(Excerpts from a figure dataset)
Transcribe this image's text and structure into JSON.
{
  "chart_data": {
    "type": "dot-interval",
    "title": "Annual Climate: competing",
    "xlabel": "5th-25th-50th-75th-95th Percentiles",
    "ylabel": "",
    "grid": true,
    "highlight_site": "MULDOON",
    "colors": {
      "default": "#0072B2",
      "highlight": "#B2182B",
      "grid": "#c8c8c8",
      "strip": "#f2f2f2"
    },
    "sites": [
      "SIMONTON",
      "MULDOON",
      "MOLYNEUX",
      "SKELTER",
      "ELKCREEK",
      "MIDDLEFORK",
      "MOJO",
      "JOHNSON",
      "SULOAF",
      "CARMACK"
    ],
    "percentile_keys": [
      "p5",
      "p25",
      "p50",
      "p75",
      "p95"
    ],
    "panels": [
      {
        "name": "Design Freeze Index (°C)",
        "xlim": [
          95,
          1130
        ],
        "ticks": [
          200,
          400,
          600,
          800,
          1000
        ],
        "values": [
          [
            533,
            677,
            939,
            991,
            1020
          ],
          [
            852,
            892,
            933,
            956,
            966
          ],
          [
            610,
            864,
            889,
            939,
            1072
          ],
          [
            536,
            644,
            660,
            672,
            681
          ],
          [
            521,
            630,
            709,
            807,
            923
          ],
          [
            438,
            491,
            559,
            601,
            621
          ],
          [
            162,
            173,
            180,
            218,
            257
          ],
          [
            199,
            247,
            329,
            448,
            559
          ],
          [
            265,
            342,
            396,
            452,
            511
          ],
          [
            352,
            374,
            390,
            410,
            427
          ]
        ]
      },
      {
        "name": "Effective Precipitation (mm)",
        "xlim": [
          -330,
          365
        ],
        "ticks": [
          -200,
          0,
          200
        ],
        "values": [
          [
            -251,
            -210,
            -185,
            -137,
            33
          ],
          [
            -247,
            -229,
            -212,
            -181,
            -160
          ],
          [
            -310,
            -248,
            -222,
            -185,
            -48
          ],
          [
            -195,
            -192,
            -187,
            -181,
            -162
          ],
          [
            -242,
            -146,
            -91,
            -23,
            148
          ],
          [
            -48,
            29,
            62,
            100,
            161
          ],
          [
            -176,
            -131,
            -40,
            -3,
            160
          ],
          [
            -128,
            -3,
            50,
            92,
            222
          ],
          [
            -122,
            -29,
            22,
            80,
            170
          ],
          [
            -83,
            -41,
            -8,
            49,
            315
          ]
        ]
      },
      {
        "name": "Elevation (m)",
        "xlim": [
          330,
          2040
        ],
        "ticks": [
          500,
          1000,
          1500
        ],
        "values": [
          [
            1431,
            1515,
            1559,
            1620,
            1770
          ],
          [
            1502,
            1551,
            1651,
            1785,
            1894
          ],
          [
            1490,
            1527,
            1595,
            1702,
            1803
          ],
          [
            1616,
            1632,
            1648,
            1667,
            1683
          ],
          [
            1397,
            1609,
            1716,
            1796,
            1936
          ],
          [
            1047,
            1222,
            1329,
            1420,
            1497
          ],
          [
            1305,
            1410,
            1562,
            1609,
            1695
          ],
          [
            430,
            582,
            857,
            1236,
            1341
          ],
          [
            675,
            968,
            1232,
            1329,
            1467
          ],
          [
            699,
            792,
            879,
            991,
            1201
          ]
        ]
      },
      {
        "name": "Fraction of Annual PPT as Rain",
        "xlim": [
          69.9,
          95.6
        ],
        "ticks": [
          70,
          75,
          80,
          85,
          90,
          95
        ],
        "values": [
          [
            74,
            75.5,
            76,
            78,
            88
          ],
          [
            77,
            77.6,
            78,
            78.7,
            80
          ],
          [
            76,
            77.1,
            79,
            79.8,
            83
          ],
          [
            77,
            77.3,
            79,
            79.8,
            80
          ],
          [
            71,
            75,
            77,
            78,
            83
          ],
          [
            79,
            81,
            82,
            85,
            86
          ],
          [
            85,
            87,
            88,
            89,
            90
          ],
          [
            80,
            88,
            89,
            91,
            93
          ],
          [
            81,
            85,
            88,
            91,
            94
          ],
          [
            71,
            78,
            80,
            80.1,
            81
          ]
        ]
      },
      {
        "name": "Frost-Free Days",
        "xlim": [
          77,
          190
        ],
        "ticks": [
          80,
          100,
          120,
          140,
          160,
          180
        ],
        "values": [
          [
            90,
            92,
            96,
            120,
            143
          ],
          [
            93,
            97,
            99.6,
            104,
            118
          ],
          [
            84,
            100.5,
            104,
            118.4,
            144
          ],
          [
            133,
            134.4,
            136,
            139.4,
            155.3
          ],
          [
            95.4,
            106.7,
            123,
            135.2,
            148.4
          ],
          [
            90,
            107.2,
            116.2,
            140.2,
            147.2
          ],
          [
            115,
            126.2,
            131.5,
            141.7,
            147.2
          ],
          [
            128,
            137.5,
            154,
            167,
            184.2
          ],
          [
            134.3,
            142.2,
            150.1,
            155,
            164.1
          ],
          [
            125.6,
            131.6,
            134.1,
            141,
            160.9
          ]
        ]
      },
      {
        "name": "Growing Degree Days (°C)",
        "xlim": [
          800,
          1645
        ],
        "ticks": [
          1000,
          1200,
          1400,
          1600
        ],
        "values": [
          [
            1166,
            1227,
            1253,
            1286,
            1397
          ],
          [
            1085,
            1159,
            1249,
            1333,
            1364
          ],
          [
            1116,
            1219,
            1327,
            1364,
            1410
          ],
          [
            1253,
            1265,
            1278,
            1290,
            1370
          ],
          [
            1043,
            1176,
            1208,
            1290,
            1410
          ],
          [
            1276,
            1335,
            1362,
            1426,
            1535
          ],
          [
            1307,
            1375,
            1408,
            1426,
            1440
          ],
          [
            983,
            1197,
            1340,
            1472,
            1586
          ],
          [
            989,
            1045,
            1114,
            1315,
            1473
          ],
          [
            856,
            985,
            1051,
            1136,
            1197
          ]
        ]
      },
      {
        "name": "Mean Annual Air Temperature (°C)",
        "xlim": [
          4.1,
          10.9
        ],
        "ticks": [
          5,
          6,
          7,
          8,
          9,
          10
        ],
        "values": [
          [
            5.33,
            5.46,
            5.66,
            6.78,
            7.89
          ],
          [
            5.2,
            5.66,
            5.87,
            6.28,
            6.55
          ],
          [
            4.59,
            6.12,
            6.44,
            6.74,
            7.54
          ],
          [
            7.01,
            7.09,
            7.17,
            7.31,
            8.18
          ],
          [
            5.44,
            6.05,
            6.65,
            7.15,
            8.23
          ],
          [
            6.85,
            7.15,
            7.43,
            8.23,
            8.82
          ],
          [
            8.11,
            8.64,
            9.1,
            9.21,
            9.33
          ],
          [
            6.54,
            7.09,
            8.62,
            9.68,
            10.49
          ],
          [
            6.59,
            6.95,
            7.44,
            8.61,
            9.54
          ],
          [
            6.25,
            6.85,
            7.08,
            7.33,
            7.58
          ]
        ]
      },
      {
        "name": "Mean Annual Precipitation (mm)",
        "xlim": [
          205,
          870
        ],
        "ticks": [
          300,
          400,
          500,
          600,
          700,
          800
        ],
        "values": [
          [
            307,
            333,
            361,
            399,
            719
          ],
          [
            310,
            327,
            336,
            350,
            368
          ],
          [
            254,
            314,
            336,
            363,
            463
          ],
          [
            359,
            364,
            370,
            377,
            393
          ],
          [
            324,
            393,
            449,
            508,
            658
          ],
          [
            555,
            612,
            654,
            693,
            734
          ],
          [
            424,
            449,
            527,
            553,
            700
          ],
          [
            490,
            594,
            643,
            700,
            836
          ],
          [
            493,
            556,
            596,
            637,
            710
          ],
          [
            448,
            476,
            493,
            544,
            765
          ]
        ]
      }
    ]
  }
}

Problem requirements | Take every line from the data that contains the word "Days".

Task response |
        "name": "Frost-Free Days",
        "name": "Growing Degree Days (°C)",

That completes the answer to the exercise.